(Dataset items)

START

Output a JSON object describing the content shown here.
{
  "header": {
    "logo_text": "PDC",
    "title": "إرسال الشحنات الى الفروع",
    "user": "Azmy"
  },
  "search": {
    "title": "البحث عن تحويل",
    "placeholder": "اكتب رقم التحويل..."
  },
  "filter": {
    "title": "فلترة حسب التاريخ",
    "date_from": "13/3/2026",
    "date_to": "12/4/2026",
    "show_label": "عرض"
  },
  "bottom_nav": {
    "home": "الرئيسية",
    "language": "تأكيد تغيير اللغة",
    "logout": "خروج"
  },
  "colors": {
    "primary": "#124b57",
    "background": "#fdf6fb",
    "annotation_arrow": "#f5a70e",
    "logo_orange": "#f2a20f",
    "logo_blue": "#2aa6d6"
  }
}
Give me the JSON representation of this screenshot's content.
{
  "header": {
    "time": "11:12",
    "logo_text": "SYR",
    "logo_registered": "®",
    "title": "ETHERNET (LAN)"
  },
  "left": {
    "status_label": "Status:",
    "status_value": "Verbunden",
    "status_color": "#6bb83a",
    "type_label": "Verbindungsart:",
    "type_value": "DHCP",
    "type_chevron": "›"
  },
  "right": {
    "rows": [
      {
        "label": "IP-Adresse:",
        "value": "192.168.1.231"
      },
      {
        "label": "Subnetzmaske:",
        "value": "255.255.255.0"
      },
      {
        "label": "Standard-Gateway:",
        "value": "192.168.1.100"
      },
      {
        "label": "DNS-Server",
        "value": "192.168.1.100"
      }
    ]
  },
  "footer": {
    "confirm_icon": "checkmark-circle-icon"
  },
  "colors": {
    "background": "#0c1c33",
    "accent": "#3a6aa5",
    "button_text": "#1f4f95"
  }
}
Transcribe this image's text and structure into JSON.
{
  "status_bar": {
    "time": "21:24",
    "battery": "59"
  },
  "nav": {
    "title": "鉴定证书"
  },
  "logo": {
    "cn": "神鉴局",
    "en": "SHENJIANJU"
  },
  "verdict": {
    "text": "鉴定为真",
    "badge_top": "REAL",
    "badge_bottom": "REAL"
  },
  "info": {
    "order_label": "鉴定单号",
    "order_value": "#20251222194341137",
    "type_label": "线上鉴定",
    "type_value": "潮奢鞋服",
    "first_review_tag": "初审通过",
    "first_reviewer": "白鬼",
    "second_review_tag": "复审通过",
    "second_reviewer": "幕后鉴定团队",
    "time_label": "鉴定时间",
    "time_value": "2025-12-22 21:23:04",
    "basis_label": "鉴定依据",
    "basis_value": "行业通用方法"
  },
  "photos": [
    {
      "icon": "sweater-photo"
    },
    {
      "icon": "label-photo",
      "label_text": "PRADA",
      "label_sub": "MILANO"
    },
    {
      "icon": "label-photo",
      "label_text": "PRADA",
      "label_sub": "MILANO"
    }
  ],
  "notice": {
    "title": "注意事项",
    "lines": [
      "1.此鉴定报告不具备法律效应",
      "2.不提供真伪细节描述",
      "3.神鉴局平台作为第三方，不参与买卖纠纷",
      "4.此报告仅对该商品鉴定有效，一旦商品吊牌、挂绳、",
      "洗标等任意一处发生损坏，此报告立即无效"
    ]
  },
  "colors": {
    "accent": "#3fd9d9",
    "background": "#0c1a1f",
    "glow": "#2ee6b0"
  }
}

END

§ EXERCISE BRIEF
Of all the lines in the entries, how many contain the word "this"? Give only the number.

§ EXERCISE ANSWER
2